__Records for processing__
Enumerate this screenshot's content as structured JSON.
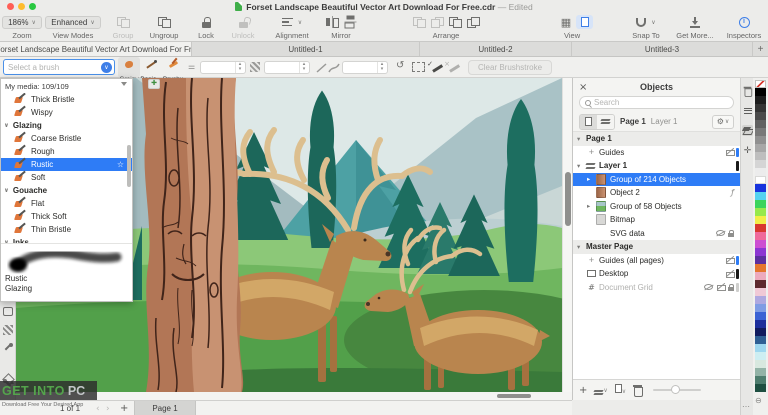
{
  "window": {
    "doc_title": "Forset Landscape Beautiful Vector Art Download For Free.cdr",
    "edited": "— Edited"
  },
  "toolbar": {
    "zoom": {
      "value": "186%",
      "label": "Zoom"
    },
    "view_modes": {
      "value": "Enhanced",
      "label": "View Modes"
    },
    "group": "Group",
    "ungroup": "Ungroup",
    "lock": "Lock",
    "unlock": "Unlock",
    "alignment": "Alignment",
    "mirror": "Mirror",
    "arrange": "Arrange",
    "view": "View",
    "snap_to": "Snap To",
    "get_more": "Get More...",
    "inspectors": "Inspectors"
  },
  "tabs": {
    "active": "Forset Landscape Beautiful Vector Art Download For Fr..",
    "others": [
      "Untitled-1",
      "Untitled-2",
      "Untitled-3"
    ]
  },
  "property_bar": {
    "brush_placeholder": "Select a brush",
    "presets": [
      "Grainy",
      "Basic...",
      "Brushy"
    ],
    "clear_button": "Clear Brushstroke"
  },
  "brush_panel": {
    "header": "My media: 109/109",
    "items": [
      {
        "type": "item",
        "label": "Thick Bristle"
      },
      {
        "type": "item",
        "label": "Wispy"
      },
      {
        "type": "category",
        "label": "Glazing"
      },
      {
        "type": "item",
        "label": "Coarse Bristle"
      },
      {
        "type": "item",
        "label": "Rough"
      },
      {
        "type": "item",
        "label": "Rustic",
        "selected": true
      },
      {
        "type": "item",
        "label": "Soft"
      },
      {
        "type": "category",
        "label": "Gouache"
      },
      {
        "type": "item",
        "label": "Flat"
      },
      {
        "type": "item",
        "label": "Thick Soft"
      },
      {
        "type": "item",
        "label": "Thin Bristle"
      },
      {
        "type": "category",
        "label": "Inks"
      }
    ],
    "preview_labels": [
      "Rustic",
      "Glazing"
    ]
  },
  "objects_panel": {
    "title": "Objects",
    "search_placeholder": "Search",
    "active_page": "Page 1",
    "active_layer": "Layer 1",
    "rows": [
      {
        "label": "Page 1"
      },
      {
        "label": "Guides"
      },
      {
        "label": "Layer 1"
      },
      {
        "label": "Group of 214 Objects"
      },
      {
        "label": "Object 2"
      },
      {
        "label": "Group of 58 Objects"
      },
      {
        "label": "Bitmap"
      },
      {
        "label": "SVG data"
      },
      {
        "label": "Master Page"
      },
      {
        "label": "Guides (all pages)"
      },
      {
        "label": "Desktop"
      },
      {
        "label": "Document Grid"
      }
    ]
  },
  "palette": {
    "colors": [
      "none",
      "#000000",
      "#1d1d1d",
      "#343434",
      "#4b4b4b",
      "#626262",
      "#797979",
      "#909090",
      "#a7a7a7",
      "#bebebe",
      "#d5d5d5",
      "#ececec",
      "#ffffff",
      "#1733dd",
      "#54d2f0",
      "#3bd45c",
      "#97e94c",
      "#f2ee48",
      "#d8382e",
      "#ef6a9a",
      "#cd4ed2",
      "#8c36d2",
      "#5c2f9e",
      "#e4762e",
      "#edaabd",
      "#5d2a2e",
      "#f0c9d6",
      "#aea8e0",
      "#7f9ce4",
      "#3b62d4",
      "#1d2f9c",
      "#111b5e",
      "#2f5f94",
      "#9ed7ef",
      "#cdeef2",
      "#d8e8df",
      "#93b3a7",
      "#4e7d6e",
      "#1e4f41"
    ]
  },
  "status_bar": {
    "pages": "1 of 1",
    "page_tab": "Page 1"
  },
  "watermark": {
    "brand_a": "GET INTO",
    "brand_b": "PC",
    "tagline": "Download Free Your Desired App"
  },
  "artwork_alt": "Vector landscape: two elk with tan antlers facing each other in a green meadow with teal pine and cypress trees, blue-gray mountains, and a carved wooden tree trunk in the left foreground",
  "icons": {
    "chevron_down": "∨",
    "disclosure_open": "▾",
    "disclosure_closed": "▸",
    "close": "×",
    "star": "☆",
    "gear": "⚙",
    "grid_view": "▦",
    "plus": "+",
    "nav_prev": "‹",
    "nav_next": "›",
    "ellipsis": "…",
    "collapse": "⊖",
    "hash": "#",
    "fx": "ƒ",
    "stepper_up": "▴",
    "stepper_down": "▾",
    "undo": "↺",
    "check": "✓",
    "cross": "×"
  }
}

__Exercise aim__
Omit the pictures and output all of the other material exactly.

__Task response__
Enumerate this screenshot's content as structured JSON.
{
  "window": {
    "doc_title": "Forset Landscape Beautiful Vector Art Download For Free.cdr",
    "edited": "— Edited"
  },
  "toolbar": {
    "zoom": {
      "value": "186%",
      "label": "Zoom"
    },
    "view_modes": {
      "value": "Enhanced",
      "label": "View Modes"
    },
    "group": "Group",
    "ungroup": "Ungroup",
    "lock": "Lock",
    "unlock": "Unlock",
    "alignment": "Alignment",
    "mirror": "Mirror",
    "arrange": "Arrange",
    "view": "View",
    "snap_to": "Snap To",
    "get_more": "Get More...",
    "inspectors": "Inspectors"
  },
  "tabs": {
    "active": "Forset Landscape Beautiful Vector Art Download For Fr..",
    "others": [
      "Untitled-1",
      "Untitled-2",
      "Untitled-3"
    ]
  },
  "property_bar": {
    "brush_placeholder": "Select a brush",
    "presets": [
      "Grainy",
      "Basic...",
      "Brushy"
    ],
    "clear_button": "Clear Brushstroke"
  },
  "brush_panel": {
    "header": "My media: 109/109",
    "items": [
      {
        "type": "item",
        "label": "Thick Bristle"
      },
      {
        "type": "item",
        "label": "Wispy"
      },
      {
        "type": "category",
        "label": "Glazing"
      },
      {
        "type": "item",
        "label": "Coarse Bristle"
      },
      {
        "type": "item",
        "label": "Rough"
      },
      {
        "type": "item",
        "label": "Rustic",
        "selected": true
      },
      {
        "type": "item",
        "label": "Soft"
      },
      {
        "type": "category",
        "label": "Gouache"
      },
      {
        "type": "item",
        "label": "Flat"
      },
      {
        "type": "item",
        "label": "Thick Soft"
      },
      {
        "type": "item",
        "label": "Thin Bristle"
      },
      {
        "type": "category",
        "label": "Inks"
      }
    ],
    "preview_labels": [
      "Rustic",
      "Glazing"
    ]
  },
  "objects_panel": {
    "title": "Objects",
    "search_placeholder": "Search",
    "active_page": "Page 1",
    "active_layer": "Layer 1",
    "rows": [
      {
        "label": "Page 1"
      },
      {
        "label": "Guides"
      },
      {
        "label": "Layer 1"
      },
      {
        "label": "Group of 214 Objects"
      },
      {
        "label": "Object 2"
      },
      {
        "label": "Group of 58 Objects"
      },
      {
        "label": "Bitmap"
      },
      {
        "label": "SVG data"
      },
      {
        "label": "Master Page"
      },
      {
        "label": "Guides (all pages)"
      },
      {
        "label": "Desktop"
      },
      {
        "label": "Document Grid"
      }
    ]
  },
  "palette": {
    "colors": [
      "none",
      "#000000",
      "#1d1d1d",
      "#343434",
      "#4b4b4b",
      "#626262",
      "#797979",
      "#909090",
      "#a7a7a7",
      "#bebebe",
      "#d5d5d5",
      "#ececec",
      "#ffffff",
      "#1733dd",
      "#54d2f0",
      "#3bd45c",
      "#97e94c",
      "#f2ee48",
      "#d8382e",
      "#ef6a9a",
      "#cd4ed2",
      "#8c36d2",
      "#5c2f9e",
      "#e4762e",
      "#edaabd",
      "#5d2a2e",
      "#f0c9d6",
      "#aea8e0",
      "#7f9ce4",
      "#3b62d4",
      "#1d2f9c",
      "#111b5e",
      "#2f5f94",
      "#9ed7ef",
      "#cdeef2",
      "#d8e8df",
      "#93b3a7",
      "#4e7d6e",
      "#1e4f41"
    ]
  },
  "status_bar": {
    "pages": "1 of 1",
    "page_tab": "Page 1"
  },
  "watermark": {
    "brand_a": "GET INTO",
    "brand_b": "PC",
    "tagline": "Download Free Your Desired App"
  },
  "artwork_alt": "Vector landscape: two elk with tan antlers facing each other in a green meadow with teal pine and cypress trees, blue-gray mountains, and a carved wooden tree trunk in the left foreground",
  "icons": {
    "chevron_down": "∨",
    "disclosure_open": "▾",
    "disclosure_closed": "▸",
    "close": "×",
    "star": "☆",
    "gear": "⚙",
    "grid_view": "▦",
    "plus": "+",
    "nav_prev": "‹",
    "nav_next": "›",
    "ellipsis": "…",
    "collapse": "⊖",
    "hash": "#",
    "fx": "ƒ",
    "stepper_up": "▴",
    "stepper_down": "▾",
    "undo": "↺",
    "check": "✓",
    "cross": "×"
  }
}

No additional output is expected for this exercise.